Available records:
[BEGIN]

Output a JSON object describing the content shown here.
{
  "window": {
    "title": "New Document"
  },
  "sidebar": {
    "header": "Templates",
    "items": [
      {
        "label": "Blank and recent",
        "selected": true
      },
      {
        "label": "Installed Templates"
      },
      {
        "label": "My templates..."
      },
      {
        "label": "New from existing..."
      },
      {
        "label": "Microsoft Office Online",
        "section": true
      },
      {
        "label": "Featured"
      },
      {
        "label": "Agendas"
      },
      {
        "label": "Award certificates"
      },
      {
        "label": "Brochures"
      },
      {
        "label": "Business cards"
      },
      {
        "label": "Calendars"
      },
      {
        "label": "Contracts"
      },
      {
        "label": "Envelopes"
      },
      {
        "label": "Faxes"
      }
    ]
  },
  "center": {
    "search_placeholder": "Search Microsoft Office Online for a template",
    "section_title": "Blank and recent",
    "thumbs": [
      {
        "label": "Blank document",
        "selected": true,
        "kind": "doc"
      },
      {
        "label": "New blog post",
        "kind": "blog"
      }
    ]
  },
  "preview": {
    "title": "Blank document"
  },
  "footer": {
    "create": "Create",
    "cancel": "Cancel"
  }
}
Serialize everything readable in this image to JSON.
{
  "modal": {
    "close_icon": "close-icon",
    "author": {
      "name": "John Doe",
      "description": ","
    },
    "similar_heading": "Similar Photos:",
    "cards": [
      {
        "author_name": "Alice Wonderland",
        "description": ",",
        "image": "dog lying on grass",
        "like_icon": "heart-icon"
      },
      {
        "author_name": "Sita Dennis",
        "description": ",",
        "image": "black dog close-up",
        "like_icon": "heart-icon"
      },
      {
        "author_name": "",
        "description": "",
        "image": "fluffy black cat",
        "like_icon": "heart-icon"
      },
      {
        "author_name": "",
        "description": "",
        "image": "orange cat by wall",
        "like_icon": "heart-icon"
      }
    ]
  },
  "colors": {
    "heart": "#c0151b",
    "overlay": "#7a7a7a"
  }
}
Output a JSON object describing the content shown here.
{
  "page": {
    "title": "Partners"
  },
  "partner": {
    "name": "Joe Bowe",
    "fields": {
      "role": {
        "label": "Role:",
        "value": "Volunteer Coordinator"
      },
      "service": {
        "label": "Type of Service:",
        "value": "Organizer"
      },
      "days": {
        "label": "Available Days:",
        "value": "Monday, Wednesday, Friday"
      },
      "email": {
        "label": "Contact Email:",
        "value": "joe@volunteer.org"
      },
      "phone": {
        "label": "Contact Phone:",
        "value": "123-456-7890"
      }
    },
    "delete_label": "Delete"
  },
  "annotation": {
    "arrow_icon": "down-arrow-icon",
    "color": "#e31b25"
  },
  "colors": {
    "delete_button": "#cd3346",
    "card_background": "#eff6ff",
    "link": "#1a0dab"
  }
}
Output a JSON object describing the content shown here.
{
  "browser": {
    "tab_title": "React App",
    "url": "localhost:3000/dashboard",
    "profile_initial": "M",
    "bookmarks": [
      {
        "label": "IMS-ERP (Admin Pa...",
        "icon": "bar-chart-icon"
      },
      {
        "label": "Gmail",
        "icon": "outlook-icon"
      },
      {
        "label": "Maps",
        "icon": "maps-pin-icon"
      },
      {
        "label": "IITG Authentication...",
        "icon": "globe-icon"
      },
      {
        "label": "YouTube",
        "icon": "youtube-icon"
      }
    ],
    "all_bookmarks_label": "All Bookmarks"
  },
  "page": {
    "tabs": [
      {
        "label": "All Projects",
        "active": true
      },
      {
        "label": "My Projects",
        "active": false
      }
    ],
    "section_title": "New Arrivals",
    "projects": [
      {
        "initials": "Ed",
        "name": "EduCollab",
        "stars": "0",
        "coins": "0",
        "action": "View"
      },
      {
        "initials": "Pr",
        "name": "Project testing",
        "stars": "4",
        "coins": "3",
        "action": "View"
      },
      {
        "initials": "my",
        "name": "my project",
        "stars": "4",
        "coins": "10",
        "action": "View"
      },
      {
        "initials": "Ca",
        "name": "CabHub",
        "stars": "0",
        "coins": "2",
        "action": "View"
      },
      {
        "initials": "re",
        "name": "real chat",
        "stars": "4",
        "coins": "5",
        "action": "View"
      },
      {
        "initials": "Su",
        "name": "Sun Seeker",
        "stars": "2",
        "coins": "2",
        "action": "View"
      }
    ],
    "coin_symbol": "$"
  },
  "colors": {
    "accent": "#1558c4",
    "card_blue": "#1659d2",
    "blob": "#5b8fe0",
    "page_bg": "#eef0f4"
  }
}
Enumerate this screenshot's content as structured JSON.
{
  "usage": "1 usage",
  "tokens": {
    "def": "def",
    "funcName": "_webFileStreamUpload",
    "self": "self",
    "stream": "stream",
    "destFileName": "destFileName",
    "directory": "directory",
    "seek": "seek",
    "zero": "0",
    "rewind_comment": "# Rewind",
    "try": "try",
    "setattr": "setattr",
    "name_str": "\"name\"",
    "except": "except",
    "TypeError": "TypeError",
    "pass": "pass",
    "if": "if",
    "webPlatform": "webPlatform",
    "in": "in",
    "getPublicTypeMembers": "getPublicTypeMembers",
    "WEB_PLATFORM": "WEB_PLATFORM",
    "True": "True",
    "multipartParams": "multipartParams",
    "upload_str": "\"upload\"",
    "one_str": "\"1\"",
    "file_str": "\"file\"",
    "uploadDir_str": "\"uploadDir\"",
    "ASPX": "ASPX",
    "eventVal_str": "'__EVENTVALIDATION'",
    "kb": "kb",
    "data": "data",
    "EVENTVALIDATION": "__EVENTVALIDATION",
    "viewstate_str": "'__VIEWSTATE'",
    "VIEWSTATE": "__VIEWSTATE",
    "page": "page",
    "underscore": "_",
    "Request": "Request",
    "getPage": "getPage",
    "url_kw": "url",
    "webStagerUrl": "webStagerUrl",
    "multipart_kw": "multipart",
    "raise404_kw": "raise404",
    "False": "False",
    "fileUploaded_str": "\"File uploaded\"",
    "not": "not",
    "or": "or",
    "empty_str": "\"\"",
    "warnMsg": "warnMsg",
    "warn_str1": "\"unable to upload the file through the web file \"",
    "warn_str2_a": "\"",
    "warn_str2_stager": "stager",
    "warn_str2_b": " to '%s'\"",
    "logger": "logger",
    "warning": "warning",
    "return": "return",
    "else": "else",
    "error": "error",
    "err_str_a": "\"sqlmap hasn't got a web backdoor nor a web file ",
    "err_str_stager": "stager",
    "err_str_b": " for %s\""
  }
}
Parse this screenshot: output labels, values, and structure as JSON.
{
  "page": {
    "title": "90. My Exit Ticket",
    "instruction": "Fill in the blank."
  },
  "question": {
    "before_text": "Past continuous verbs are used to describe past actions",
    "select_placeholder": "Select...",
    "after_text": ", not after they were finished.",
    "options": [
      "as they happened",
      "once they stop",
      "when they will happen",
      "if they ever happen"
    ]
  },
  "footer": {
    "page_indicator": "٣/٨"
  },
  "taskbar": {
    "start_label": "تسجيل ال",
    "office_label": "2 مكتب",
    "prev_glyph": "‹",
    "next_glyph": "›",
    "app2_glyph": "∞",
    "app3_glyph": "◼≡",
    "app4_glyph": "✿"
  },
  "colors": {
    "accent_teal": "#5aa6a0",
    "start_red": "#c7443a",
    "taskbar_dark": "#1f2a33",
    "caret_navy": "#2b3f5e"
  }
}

[END]

Each entry must be reproduced verbatim.

Output for this exercise:
Output a JSON object describing the content shown here.
{
  "window": {
    "title": "New Document"
  },
  "sidebar": {
    "header": "Templates",
    "items": [
      {
        "label": "Blank and recent",
        "selected": true
      },
      {
        "label": "Installed Templates"
      },
      {
        "label": "My templates..."
      },
      {
        "label": "New from existing..."
      },
      {
        "label": "Microsoft Office Online",
        "section": true
      },
      {
        "label": "Featured"
      },
      {
        "label": "Agendas"
      },
      {
        "label": "Award certificates"
      },
      {
        "label": "Brochures"
      },
      {
        "label": "Business cards"
      },
      {
        "label": "Calendars"
      },
      {
        "label": "Contracts"
      },
      {
        "label": "Envelopes"
      },
      {
        "label": "Faxes"
      }
    ]
  },
  "center": {
    "search_placeholder": "Search Microsoft Office Online for a template",
    "section_title": "Blank and recent",
    "thumbs": [
      {
        "label": "Blank document",
        "selected": true,
        "kind": "doc"
      },
      {
        "label": "New blog post",
        "kind": "blog"
      }
    ]
  },
  "preview": {
    "title": "Blank document"
  },
  "footer": {
    "create": "Create",
    "cancel": "Cancel"
  }
}
Serialize everything readable in this image to JSON.
{
  "modal": {
    "close_icon": "close-icon",
    "author": {
      "name": "John Doe",
      "description": ","
    },
    "similar_heading": "Similar Photos:",
    "cards": [
      {
        "author_name": "Alice Wonderland",
        "description": ",",
        "image": "dog lying on grass",
        "like_icon": "heart-icon"
      },
      {
        "author_name": "Sita Dennis",
        "description": ",",
        "image": "black dog close-up",
        "like_icon": "heart-icon"
      },
      {
        "author_name": "",
        "description": "",
        "image": "fluffy black cat",
        "like_icon": "heart-icon"
      },
      {
        "author_name": "",
        "description": "",
        "image": "orange cat by wall",
        "like_icon": "heart-icon"
      }
    ]
  },
  "colors": {
    "heart": "#c0151b",
    "overlay": "#7a7a7a"
  }
}
Output a JSON object describing the content shown here.
{
  "page": {
    "title": "Partners"
  },
  "partner": {
    "name": "Joe Bowe",
    "fields": {
      "role": {
        "label": "Role:",
        "value": "Volunteer Coordinator"
      },
      "service": {
        "label": "Type of Service:",
        "value": "Organizer"
      },
      "days": {
        "label": "Available Days:",
        "value": "Monday, Wednesday, Friday"
      },
      "email": {
        "label": "Contact Email:",
        "value": "joe@volunteer.org"
      },
      "phone": {
        "label": "Contact Phone:",
        "value": "123-456-7890"
      }
    },
    "delete_label": "Delete"
  },
  "annotation": {
    "arrow_icon": "down-arrow-icon",
    "color": "#e31b25"
  },
  "colors": {
    "delete_button": "#cd3346",
    "card_background": "#eff6ff",
    "link": "#1a0dab"
  }
}
Output a JSON object describing the content shown here.
{
  "browser": {
    "tab_title": "React App",
    "url": "localhost:3000/dashboard",
    "profile_initial": "M",
    "bookmarks": [
      {
        "label": "IMS-ERP (Admin Pa...",
        "icon": "bar-chart-icon"
      },
      {
        "label": "Gmail",
        "icon": "outlook-icon"
      },
      {
        "label": "Maps",
        "icon": "maps-pin-icon"
      },
      {
        "label": "IITG Authentication...",
        "icon": "globe-icon"
      },
      {
        "label": "YouTube",
        "icon": "youtube-icon"
      }
    ],
    "all_bookmarks_label": "All Bookmarks"
  },
  "page": {
    "tabs": [
      {
        "label": "All Projects",
        "active": true
      },
      {
        "label": "My Projects",
        "active": false
      }
    ],
    "section_title": "New Arrivals",
    "projects": [
      {
        "initials": "Ed",
        "name": "EduCollab",
        "stars": "0",
        "coins": "0",
        "action": "View"
      },
      {
        "initials": "Pr",
        "name": "Project testing",
        "stars": "4",
        "coins": "3",
        "action": "View"
      },
      {
        "initials": "my",
        "name": "my project",
        "stars": "4",
        "coins": "10",
        "action": "View"
      },
      {
        "initials": "Ca",
        "name": "CabHub",
        "stars": "0",
        "coins": "2",
        "action": "View"
      },
      {
        "initials": "re",
        "name": "real chat",
        "stars": "4",
        "coins": "5",
        "action": "View"
      },
      {
        "initials": "Su",
        "name": "Sun Seeker",
        "stars": "2",
        "coins": "2",
        "action": "View"
      }
    ],
    "coin_symbol": "$"
  },
  "colors": {
    "accent": "#1558c4",
    "card_blue": "#1659d2",
    "blob": "#5b8fe0",
    "page_bg": "#eef0f4"
  }
}
Enumerate this screenshot's content as structured JSON.
{
  "usage": "1 usage",
  "tokens": {
    "def": "def",
    "funcName": "_webFileStreamUpload",
    "self": "self",
    "stream": "stream",
    "destFileName": "destFileName",
    "directory": "directory",
    "seek": "seek",
    "zero": "0",
    "rewind_comment": "# Rewind",
    "try": "try",
    "setattr": "setattr",
    "name_str": "\"name\"",
    "except": "except",
    "TypeError": "TypeError",
    "pass": "pass",
    "if": "if",
    "webPlatform": "webPlatform",
    "in": "in",
    "getPublicTypeMembers": "getPublicTypeMembers",
    "WEB_PLATFORM": "WEB_PLATFORM",
    "True": "True",
    "multipartParams": "multipartParams",
    "upload_str": "\"upload\"",
    "one_str": "\"1\"",
    "file_str": "\"file\"",
    "uploadDir_str": "\"uploadDir\"",
    "ASPX": "ASPX",
    "eventVal_str": "'__EVENTVALIDATION'",
    "kb": "kb",
    "data": "data",
    "EVENTVALIDATION": "__EVENTVALIDATION",
    "viewstate_str": "'__VIEWSTATE'",
    "VIEWSTATE": "__VIEWSTATE",
    "page": "page",
    "underscore": "_",
    "Request": "Request",
    "getPage": "getPage",
    "url_kw": "url",
    "webStagerUrl": "webStagerUrl",
    "multipart_kw": "multipart",
    "raise404_kw": "raise404",
    "False": "False",
    "fileUploaded_str": "\"File uploaded\"",
    "not": "not",
    "or": "or",
    "empty_str": "\"\"",
    "warnMsg": "warnMsg",
    "warn_str1": "\"unable to upload the file through the web file \"",
    "warn_str2_a": "\"",
    "warn_str2_stager": "stager",
    "warn_str2_b": " to '%s'\"",
    "logger": "logger",
    "warning": "warning",
    "return": "return",
    "else": "else",
    "error": "error",
    "err_str_a": "\"sqlmap hasn't got a web backdoor nor a web file ",
    "err_str_stager": "stager",
    "err_str_b": " for %s\""
  }
}
Parse this screenshot: output labels, values, and structure as JSON.
{
  "page": {
    "title": "90. My Exit Ticket",
    "instruction": "Fill in the blank."
  },
  "question": {
    "before_text": "Past continuous verbs are used to describe past actions",
    "select_placeholder": "Select...",
    "after_text": ", not after they were finished.",
    "options": [
      "as they happened",
      "once they stop",
      "when they will happen",
      "if they ever happen"
    ]
  },
  "footer": {
    "page_indicator": "٣/٨"
  },
  "taskbar": {
    "start_label": "تسجيل ال",
    "office_label": "2 مكتب",
    "prev_glyph": "‹",
    "next_glyph": "›",
    "app2_glyph": "∞",
    "app3_glyph": "◼≡",
    "app4_glyph": "✿"
  },
  "colors": {
    "accent_teal": "#5aa6a0",
    "start_red": "#c7443a",
    "taskbar_dark": "#1f2a33",
    "caret_navy": "#2b3f5e"
  }
}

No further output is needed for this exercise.